* **Given task**
Return only the number of lines holding the word "начала".

* **Extracted material**
┏━━

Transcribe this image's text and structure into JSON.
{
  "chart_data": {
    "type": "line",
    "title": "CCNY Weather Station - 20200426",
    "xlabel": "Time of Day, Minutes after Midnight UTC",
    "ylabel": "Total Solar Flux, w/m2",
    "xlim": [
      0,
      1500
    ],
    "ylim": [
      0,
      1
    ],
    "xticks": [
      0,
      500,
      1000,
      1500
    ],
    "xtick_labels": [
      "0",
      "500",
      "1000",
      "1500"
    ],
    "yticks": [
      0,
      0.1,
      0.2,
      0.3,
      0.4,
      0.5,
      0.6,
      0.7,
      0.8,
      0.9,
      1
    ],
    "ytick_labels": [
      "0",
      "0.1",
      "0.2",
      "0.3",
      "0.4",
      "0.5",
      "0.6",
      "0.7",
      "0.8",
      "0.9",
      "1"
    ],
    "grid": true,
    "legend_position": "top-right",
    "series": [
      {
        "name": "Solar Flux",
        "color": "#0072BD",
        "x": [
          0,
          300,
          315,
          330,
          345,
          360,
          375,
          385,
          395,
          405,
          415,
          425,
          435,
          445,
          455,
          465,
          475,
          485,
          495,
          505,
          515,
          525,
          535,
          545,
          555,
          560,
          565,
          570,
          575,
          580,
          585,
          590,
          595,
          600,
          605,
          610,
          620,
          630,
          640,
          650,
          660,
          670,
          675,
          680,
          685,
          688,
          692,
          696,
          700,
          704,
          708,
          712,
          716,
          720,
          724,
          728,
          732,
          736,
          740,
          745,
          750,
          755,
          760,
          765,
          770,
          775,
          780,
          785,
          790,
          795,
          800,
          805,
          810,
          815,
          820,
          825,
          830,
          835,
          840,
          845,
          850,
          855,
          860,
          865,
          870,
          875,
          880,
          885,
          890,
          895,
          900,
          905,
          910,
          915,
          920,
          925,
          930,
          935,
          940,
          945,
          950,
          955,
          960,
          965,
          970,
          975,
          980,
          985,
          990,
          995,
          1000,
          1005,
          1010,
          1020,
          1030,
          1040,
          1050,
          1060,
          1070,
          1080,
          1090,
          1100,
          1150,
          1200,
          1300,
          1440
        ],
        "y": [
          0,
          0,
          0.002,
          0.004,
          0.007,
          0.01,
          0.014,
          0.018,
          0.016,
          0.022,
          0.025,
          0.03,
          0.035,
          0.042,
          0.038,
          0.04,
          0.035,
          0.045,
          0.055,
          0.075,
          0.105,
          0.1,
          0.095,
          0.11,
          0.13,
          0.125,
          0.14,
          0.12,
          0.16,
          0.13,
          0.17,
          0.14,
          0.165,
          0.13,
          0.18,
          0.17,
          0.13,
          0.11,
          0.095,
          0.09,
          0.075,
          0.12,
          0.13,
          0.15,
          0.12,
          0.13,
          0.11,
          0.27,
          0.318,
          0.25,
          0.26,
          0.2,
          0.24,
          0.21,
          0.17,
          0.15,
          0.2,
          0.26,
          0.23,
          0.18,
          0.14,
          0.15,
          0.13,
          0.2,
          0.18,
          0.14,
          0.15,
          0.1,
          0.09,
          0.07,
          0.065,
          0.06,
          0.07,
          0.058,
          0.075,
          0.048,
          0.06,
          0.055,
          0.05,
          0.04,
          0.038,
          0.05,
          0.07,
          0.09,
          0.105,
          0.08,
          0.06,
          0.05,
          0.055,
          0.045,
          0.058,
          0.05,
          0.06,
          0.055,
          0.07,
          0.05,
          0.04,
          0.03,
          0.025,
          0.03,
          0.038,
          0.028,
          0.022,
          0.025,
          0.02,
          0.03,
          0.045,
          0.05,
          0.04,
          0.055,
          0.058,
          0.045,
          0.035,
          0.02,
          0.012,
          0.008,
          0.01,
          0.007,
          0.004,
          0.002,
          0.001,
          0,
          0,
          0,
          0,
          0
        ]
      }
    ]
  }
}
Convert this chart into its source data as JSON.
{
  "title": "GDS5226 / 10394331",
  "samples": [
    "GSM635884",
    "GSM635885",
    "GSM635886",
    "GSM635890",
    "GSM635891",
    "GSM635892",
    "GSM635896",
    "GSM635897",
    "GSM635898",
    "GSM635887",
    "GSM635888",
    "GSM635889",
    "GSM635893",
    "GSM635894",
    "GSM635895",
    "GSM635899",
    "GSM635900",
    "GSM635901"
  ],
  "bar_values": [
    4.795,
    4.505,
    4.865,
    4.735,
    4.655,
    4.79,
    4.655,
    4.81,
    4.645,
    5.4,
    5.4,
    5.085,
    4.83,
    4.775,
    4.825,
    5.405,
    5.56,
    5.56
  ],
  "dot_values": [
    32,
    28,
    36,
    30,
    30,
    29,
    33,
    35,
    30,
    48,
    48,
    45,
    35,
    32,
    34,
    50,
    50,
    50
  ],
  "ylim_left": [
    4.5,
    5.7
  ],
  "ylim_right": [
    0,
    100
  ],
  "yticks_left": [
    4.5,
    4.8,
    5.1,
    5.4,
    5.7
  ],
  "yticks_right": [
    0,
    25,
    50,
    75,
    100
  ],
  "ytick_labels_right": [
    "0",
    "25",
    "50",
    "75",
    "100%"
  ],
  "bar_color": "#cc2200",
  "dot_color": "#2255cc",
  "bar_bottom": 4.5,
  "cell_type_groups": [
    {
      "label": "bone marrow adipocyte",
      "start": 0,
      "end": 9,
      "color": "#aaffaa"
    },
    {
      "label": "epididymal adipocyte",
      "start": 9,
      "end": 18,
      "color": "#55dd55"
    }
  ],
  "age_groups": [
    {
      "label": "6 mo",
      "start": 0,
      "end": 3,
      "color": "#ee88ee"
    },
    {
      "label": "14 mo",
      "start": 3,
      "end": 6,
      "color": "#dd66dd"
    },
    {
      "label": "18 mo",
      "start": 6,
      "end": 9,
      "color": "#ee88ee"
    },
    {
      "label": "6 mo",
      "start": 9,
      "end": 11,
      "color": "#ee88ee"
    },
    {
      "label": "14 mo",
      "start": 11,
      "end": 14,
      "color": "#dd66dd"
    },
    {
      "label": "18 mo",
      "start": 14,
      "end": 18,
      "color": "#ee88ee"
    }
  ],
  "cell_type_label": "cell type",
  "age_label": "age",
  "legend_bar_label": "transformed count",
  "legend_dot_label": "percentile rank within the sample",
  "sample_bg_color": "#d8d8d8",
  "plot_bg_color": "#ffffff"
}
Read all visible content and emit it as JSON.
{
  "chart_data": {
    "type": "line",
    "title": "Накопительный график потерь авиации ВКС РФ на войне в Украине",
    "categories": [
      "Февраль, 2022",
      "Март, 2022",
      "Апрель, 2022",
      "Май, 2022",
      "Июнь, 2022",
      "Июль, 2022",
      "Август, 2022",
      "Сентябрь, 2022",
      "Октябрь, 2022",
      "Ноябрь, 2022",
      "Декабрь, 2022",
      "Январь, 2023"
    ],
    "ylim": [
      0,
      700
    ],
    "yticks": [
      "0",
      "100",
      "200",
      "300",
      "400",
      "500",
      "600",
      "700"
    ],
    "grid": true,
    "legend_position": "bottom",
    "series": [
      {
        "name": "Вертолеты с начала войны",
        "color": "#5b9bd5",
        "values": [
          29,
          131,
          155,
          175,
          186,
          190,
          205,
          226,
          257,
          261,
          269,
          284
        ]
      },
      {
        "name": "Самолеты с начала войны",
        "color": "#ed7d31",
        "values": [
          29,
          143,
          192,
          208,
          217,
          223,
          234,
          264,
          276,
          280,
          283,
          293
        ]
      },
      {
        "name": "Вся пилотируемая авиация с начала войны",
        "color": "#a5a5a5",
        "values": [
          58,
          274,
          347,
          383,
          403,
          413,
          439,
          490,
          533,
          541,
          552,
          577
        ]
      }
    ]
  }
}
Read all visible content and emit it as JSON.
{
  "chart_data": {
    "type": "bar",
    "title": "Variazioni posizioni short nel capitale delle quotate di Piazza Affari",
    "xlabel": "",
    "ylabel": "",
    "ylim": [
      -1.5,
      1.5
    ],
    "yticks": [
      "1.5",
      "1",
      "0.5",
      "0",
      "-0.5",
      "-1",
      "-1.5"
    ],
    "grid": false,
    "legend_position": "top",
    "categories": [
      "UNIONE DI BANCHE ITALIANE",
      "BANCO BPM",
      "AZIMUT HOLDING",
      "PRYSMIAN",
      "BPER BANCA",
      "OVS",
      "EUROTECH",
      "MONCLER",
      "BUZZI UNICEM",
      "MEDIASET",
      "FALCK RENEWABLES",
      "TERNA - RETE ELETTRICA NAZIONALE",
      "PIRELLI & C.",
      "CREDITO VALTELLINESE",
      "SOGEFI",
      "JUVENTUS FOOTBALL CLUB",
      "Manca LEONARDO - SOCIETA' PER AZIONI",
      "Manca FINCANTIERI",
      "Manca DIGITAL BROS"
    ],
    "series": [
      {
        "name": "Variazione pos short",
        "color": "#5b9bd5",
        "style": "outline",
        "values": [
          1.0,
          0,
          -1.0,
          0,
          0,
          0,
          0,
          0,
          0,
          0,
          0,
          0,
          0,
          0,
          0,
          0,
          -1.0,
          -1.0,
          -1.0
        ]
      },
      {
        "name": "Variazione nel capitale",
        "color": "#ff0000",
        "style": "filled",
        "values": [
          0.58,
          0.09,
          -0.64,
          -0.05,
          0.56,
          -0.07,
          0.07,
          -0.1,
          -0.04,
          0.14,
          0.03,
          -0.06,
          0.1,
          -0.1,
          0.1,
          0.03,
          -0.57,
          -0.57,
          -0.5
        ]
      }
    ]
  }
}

┗━━

* **Result of this task**
3